Requirement - Set down each entry from the block beneath, exactly as written.
── Material for this task
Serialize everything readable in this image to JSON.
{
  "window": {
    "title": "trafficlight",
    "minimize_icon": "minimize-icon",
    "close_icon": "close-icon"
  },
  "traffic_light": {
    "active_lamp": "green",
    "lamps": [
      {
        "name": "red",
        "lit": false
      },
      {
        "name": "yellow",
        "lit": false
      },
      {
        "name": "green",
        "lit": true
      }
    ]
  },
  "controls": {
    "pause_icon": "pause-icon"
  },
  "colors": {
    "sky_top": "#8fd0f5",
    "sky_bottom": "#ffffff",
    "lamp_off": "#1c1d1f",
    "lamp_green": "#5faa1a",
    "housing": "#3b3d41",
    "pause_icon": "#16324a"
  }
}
────
Written response -
Serialize everything readable in this image to JSON.
{
  "window": {
    "title": "trafficlight",
    "minimize_icon": "minimize-icon",
    "close_icon": "close-icon"
  },
  "traffic_light": {
    "active_lamp": "green",
    "lamps": [
      {
        "name": "red",
        "lit": false
      },
      {
        "name": "yellow",
        "lit": false
      },
      {
        "name": "green",
        "lit": true
      }
    ]
  },
  "controls": {
    "pause_icon": "pause-icon"
  },
  "colors": {
    "sky_top": "#8fd0f5",
    "sky_bottom": "#ffffff",
    "lamp_off": "#1c1d1f",
    "lamp_green": "#5faa1a",
    "housing": "#3b3d41",
    "pause_icon": "#16324a"
  }
}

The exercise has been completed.